[BEGIN Supplied entries]
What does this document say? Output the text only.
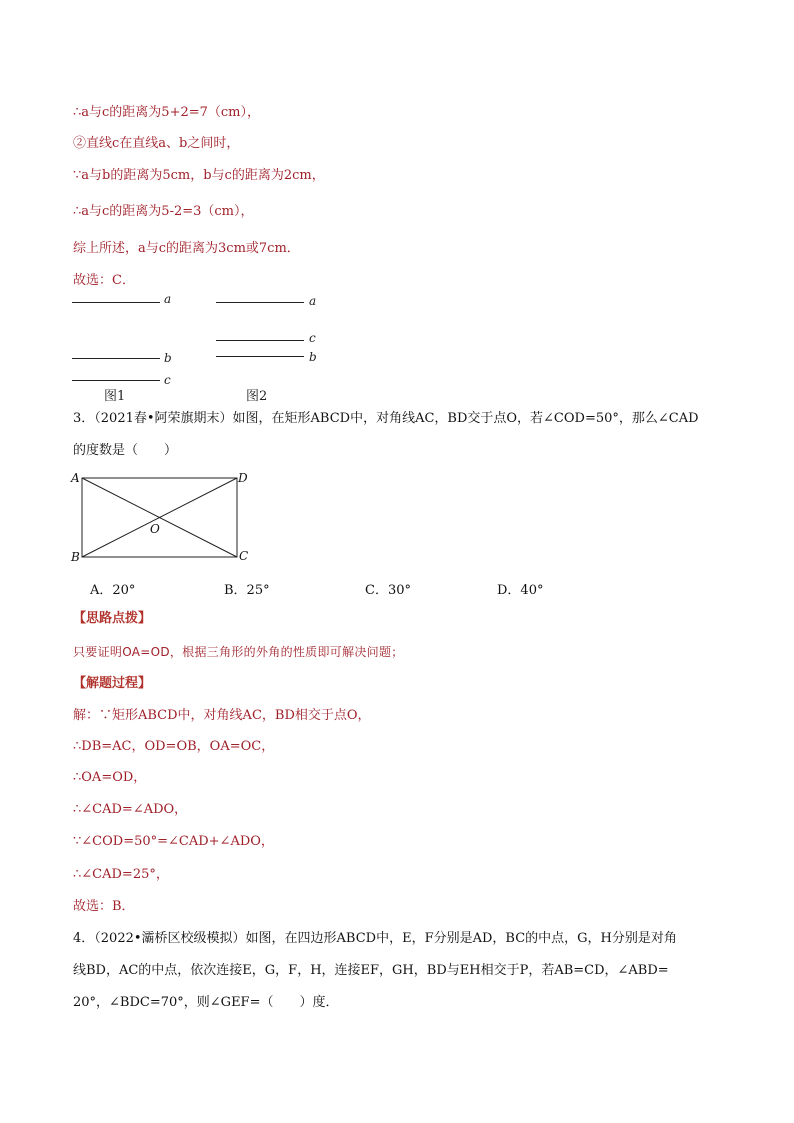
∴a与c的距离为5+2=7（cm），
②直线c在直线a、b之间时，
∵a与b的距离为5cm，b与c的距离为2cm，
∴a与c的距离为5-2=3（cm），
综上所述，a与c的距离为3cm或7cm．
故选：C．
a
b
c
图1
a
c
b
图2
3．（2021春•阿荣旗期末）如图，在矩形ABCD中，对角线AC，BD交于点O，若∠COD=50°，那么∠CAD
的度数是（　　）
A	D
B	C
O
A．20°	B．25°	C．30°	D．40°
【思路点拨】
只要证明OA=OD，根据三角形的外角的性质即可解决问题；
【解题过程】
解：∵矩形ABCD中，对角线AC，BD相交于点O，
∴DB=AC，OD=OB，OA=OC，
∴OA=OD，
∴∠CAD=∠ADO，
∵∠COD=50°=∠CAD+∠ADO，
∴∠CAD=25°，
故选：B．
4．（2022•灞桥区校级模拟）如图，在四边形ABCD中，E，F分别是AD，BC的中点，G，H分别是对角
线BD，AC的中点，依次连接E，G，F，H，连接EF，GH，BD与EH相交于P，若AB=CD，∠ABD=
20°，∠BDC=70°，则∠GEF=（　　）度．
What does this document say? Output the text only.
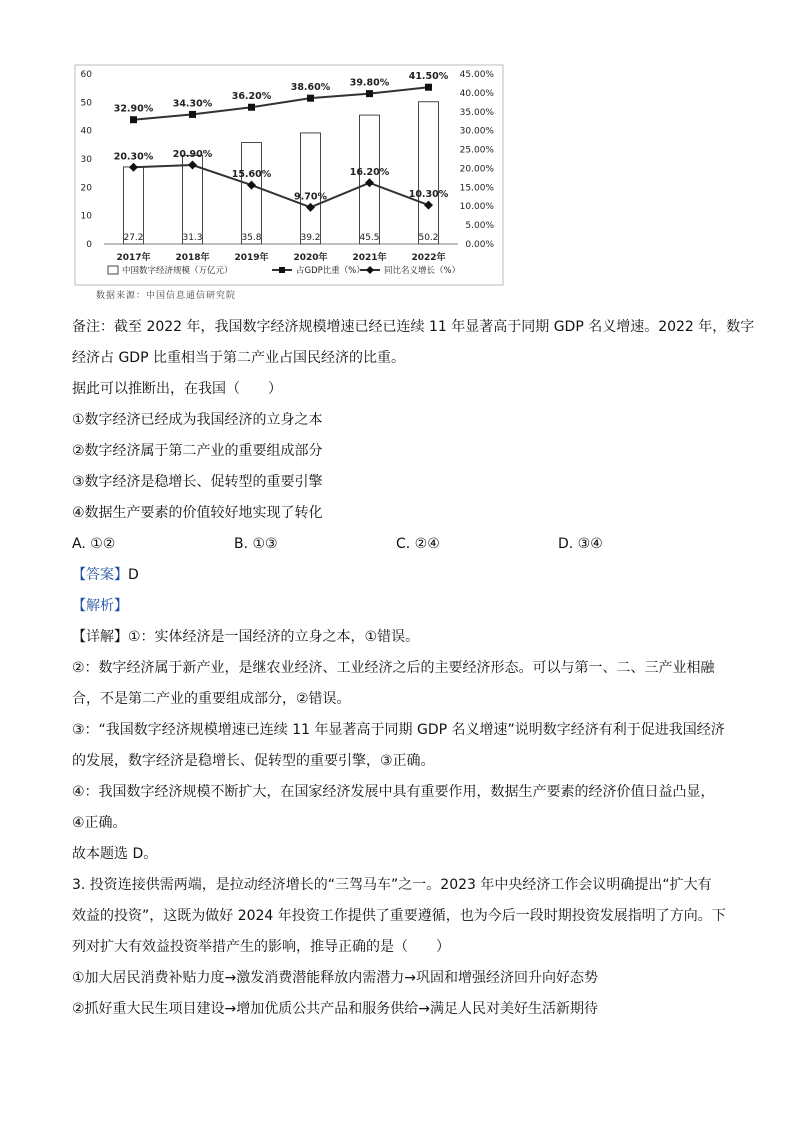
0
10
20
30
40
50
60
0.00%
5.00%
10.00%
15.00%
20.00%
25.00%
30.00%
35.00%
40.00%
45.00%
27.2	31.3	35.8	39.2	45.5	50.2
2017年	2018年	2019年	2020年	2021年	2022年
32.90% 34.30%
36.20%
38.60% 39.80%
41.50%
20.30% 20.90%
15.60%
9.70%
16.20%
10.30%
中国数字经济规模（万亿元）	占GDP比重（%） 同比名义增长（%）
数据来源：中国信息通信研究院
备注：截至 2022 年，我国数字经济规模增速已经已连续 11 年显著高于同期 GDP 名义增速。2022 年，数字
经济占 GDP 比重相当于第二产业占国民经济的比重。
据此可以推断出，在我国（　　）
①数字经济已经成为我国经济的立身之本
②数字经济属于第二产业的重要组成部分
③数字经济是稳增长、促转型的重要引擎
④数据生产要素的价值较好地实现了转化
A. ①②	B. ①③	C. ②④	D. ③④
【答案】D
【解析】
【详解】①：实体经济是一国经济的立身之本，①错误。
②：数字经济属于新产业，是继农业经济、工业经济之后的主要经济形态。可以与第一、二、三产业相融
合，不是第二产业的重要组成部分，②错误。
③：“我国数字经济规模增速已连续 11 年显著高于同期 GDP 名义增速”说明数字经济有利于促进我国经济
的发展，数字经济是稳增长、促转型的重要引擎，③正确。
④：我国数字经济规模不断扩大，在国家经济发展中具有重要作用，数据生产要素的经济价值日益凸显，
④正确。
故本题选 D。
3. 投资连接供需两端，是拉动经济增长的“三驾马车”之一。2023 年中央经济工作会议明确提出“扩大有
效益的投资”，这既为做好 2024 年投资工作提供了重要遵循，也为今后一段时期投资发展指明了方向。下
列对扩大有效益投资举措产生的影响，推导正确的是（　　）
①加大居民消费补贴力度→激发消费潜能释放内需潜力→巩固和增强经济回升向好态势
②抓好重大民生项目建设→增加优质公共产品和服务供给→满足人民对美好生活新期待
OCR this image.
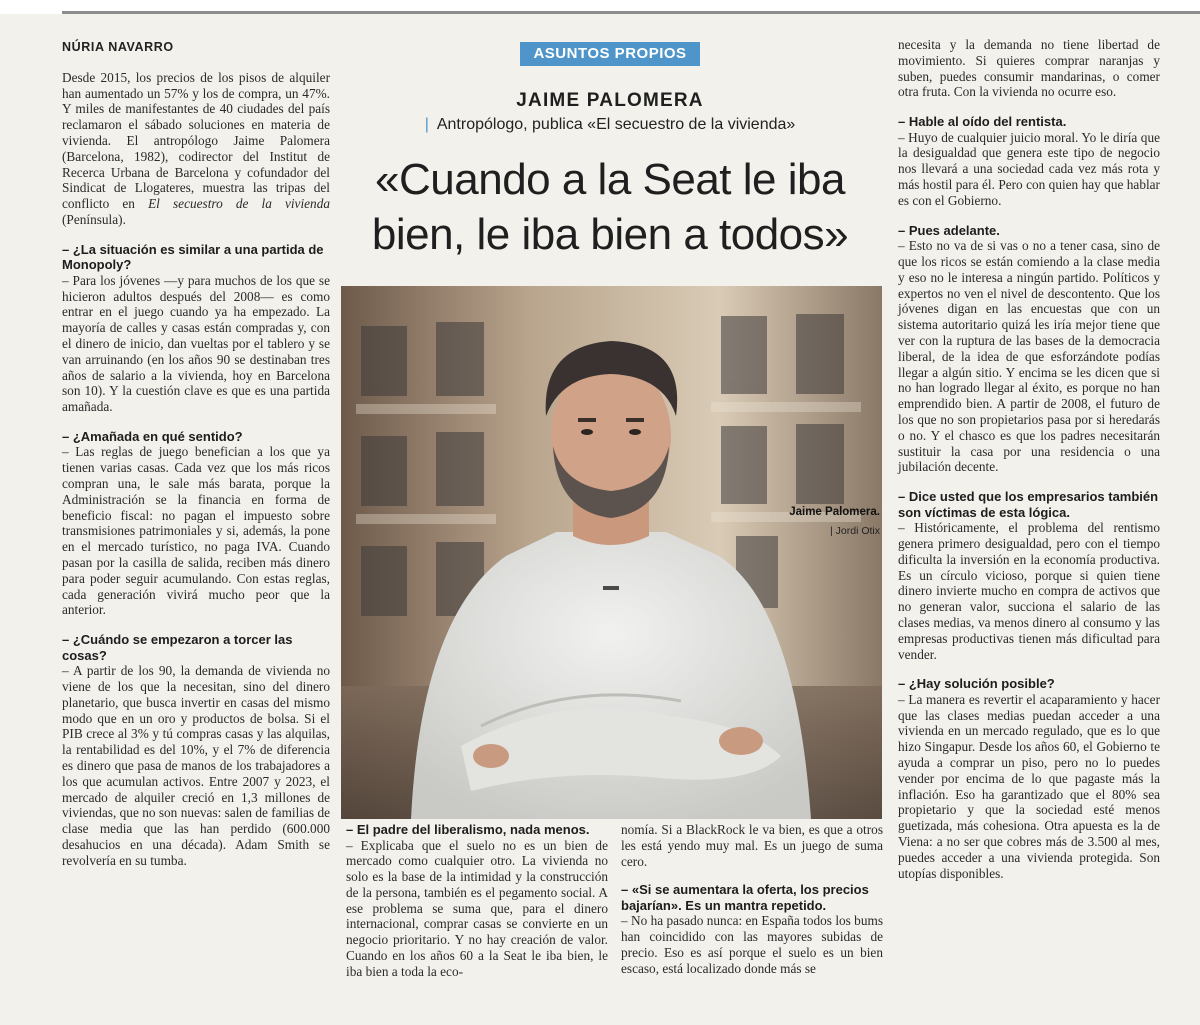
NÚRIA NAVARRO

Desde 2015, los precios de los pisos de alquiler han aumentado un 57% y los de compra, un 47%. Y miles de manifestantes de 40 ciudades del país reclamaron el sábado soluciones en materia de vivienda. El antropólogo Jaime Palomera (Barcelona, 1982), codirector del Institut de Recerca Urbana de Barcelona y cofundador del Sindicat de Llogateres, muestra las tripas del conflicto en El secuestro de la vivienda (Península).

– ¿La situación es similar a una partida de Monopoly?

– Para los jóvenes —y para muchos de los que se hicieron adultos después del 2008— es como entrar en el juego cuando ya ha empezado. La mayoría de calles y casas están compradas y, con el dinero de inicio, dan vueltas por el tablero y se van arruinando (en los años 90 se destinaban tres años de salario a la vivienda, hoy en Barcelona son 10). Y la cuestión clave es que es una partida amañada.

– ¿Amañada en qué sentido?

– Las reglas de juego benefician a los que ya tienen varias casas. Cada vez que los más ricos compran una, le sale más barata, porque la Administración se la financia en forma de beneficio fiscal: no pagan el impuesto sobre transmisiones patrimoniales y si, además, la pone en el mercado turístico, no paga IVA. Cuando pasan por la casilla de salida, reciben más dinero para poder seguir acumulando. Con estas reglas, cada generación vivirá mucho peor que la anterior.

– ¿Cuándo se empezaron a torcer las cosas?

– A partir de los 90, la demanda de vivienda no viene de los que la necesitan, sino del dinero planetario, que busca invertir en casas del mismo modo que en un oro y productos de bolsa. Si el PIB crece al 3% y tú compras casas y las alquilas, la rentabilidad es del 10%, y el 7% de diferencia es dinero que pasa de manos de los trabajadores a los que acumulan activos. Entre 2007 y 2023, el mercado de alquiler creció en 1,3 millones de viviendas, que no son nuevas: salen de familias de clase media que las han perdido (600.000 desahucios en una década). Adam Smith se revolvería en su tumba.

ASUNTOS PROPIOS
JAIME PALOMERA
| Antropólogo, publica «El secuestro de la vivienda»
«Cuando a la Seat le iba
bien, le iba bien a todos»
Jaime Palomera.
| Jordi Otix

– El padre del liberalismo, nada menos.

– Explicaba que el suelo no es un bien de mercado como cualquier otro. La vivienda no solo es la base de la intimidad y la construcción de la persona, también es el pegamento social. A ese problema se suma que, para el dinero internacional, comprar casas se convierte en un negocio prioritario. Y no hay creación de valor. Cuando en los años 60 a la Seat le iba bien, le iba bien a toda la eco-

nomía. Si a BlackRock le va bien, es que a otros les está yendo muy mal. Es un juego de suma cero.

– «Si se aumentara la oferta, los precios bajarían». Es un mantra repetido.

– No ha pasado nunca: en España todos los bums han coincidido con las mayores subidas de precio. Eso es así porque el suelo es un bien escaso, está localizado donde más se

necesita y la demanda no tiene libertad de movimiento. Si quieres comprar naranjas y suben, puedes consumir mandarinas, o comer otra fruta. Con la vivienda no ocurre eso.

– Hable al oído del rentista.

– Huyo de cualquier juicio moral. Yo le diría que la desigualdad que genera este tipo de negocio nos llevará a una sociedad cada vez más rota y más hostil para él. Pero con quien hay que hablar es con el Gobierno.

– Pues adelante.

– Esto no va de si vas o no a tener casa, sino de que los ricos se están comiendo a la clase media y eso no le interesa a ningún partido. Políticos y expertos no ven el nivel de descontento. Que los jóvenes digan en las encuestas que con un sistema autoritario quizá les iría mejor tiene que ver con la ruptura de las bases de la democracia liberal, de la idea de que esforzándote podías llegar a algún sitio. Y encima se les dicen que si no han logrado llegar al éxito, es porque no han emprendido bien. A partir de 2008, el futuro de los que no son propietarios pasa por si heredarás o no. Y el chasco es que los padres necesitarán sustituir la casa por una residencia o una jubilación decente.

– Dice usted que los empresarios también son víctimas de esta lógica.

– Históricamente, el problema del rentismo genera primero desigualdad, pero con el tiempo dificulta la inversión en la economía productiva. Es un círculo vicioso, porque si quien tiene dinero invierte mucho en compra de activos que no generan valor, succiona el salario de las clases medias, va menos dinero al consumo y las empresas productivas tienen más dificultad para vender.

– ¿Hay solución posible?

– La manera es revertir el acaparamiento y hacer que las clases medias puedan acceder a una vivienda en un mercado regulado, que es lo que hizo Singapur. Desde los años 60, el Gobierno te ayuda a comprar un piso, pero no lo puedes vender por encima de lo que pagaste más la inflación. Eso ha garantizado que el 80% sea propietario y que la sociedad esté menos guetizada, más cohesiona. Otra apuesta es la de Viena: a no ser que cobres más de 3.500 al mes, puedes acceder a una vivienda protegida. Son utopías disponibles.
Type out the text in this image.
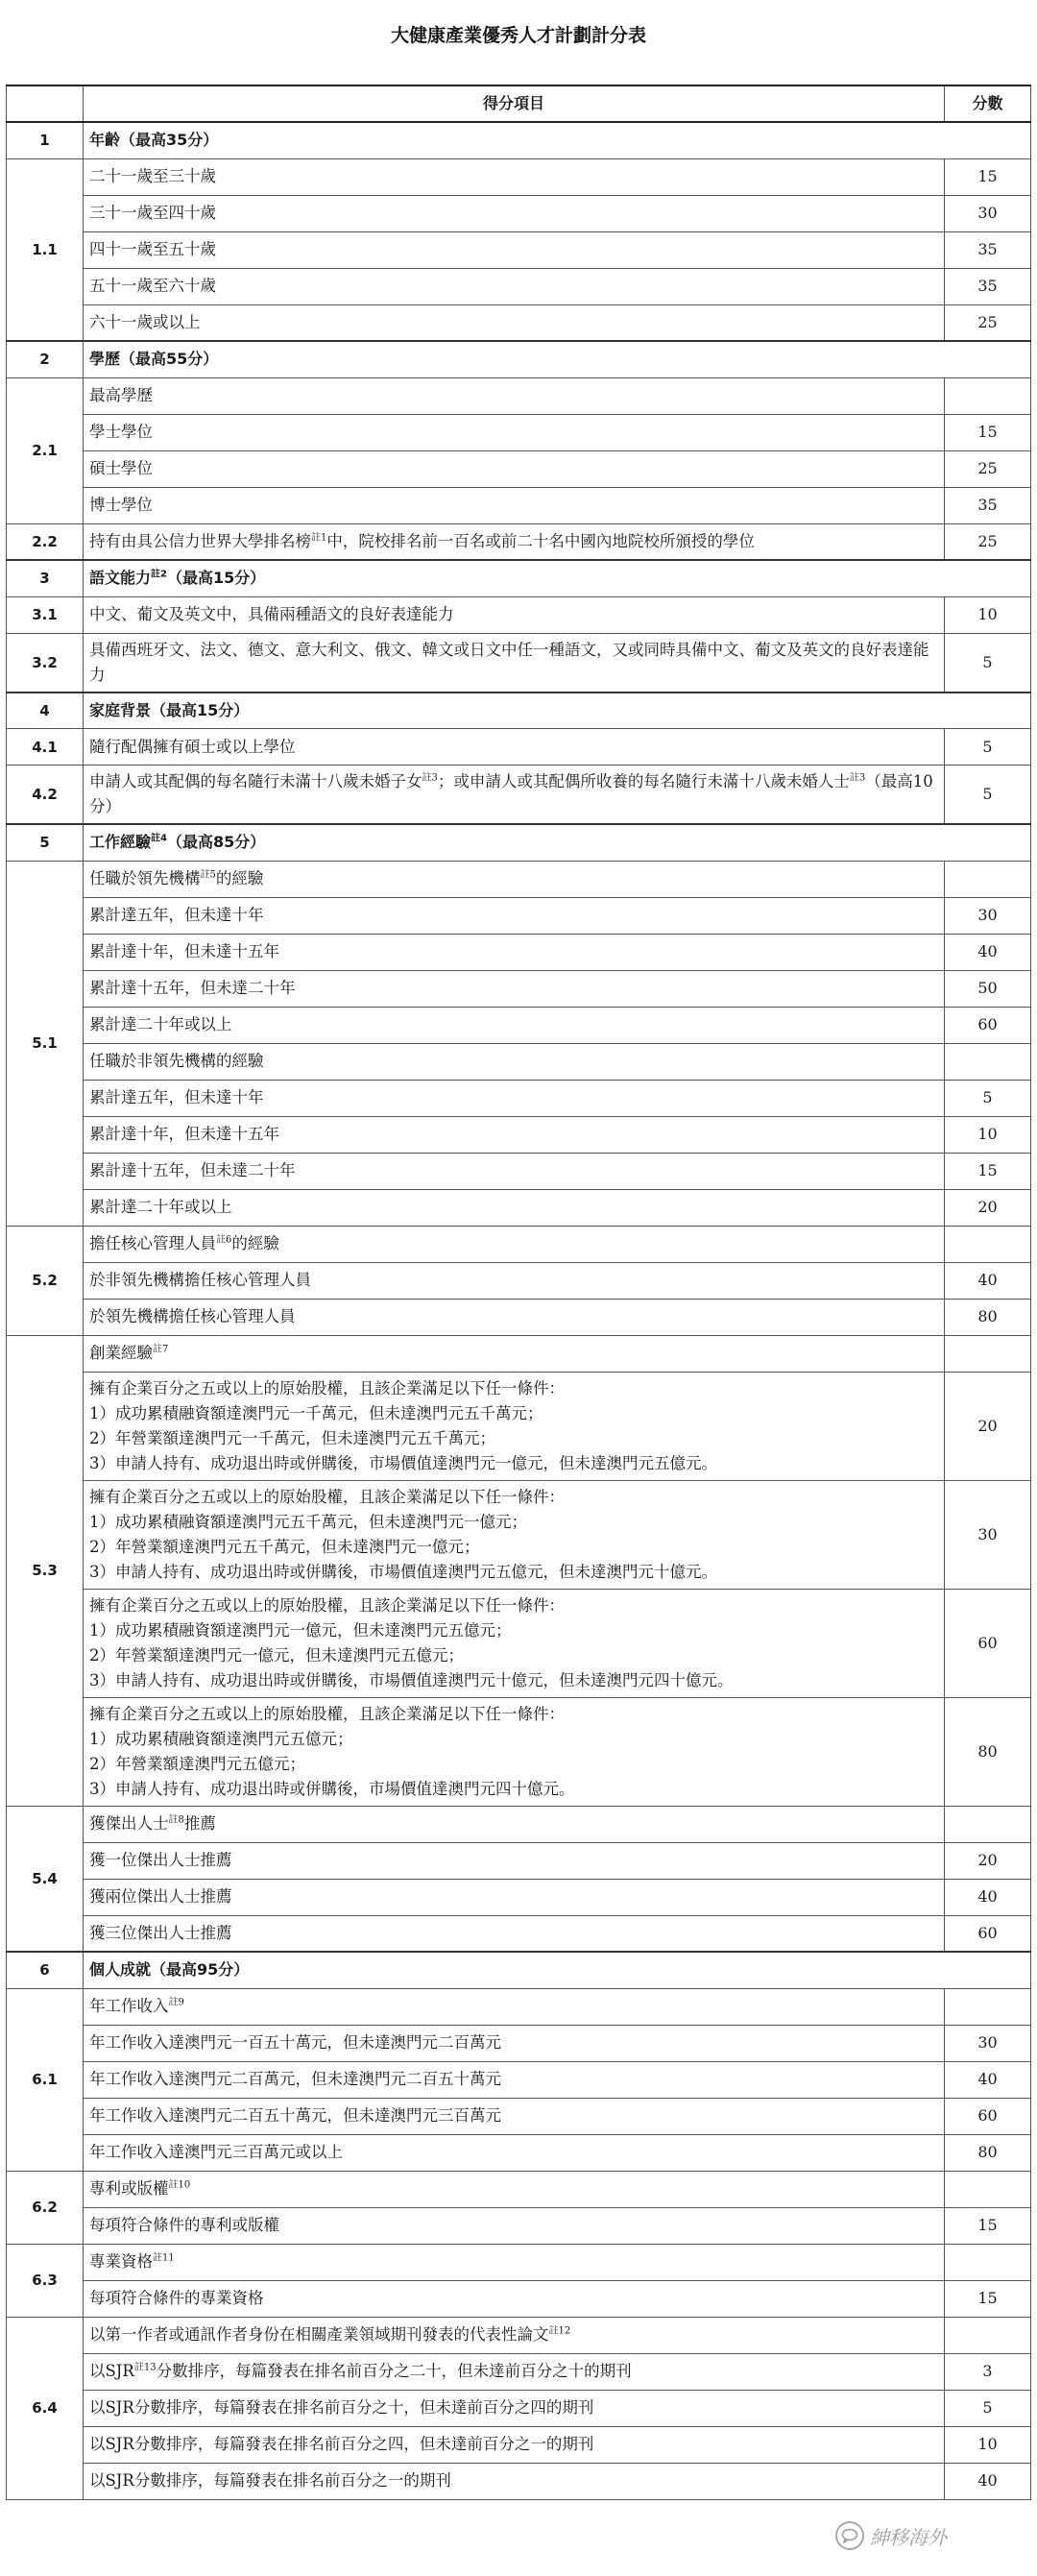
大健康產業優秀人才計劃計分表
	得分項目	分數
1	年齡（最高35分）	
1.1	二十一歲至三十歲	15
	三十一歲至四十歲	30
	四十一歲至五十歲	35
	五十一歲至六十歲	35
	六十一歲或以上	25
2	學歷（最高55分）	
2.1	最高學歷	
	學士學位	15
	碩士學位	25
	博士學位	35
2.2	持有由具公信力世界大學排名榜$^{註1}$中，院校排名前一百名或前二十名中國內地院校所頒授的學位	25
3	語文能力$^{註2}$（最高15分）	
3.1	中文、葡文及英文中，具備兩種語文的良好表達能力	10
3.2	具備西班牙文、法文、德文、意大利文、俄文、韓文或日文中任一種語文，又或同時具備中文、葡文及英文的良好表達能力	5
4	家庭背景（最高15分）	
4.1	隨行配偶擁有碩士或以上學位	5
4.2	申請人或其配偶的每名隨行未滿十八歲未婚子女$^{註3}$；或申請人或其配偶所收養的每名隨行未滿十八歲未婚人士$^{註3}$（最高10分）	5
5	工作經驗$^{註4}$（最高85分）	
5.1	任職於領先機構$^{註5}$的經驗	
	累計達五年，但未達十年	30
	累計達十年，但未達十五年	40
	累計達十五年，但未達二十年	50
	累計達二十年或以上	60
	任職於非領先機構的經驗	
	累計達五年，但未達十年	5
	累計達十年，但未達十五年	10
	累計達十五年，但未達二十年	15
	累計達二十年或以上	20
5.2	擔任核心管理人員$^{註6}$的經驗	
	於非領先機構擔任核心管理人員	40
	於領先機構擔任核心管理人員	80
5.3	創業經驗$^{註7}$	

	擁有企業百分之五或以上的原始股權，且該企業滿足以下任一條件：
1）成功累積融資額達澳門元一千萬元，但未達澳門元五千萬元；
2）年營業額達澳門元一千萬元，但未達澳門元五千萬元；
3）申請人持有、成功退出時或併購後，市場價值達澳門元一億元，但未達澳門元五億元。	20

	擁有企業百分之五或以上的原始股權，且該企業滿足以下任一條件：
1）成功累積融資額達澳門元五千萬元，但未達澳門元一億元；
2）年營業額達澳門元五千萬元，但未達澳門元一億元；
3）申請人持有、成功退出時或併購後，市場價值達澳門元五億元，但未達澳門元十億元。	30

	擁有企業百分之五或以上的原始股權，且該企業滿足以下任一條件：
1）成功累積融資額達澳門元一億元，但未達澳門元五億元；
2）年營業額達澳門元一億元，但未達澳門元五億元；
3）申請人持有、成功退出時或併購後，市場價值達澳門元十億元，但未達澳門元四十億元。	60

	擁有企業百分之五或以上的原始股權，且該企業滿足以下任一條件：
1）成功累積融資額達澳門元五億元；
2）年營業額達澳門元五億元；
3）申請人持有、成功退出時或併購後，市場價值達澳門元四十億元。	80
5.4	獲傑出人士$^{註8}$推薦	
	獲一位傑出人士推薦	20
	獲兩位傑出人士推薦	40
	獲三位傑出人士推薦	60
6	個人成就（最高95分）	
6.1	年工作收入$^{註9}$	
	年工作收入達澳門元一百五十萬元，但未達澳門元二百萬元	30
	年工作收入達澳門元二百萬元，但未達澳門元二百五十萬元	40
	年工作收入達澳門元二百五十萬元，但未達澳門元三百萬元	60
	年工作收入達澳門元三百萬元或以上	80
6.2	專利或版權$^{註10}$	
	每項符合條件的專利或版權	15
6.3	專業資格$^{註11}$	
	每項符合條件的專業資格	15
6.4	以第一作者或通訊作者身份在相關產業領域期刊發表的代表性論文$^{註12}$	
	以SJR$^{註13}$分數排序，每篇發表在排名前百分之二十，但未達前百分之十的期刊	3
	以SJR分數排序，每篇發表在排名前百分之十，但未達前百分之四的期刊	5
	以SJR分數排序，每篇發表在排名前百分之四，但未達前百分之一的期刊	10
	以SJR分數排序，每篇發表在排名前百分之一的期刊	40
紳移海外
[END Supplied entries]
> [What the task asks] Find the string "casas" in the listing and return every line that holds it.

> [Answer to the exercise]
– Para los jóvenes —y para muchos de los que se hicieron adultos después del 2008— es como entrar en el juego cuando ya ha empezado. La mayoría de calles y casas están compradas y, con el dinero de inicio, dan vueltas por el tablero y se van arruinando (en los años 90 se destinaban tres años de salario a la vivienda, hoy en Barcelona son 10). Y la cuestión clave es que es una partida amañada.
– Las reglas de juego benefician a los que ya tienen varias casas. Cada vez que los más ricos compran una, le sale más barata, porque la Administración se la financia en forma de beneficio fiscal: no pagan el impuesto sobre transmisiones patrimoniales y si, además, la pone en el mercado turístico, no paga IVA. Cuando pasan por la casilla de salida, reciben más dinero para poder seguir acumulando. Con estas reglas, cada generación vivirá mucho peor que la anterior.
– A partir de los 90, la demanda de vivienda no viene de los que la necesitan, sino del dinero planetario, que busca invertir en casas del mismo modo que en un oro y productos de bolsa. Si el PIB crece al 3% y tú compras casas y las alquilas, la rentabilidad es del 10%, y el 7% de diferencia es dinero que pasa de manos de los trabajadores a los que acumulan activos. Entre 2007 y 2023, el mercado de alquiler creció en 1,3 millones de viviendas, que no son nuevas: salen de familias de clase media que las han perdido (600.000 desahucios en una década). Adam Smith se revolvería en su tumba.
– Explicaba que el suelo no es un bien de mercado como cualquier otro. La vivienda no solo es la base de la intimidad y la construcción de la persona, también es el pegamento social. A ese problema se suma que, para el dinero internacional, comprar casas se convierte en un negocio prioritario. Y no hay creación de valor. Cuando en los años 60 a la Seat le iba bien, le iba bien a toda la eco-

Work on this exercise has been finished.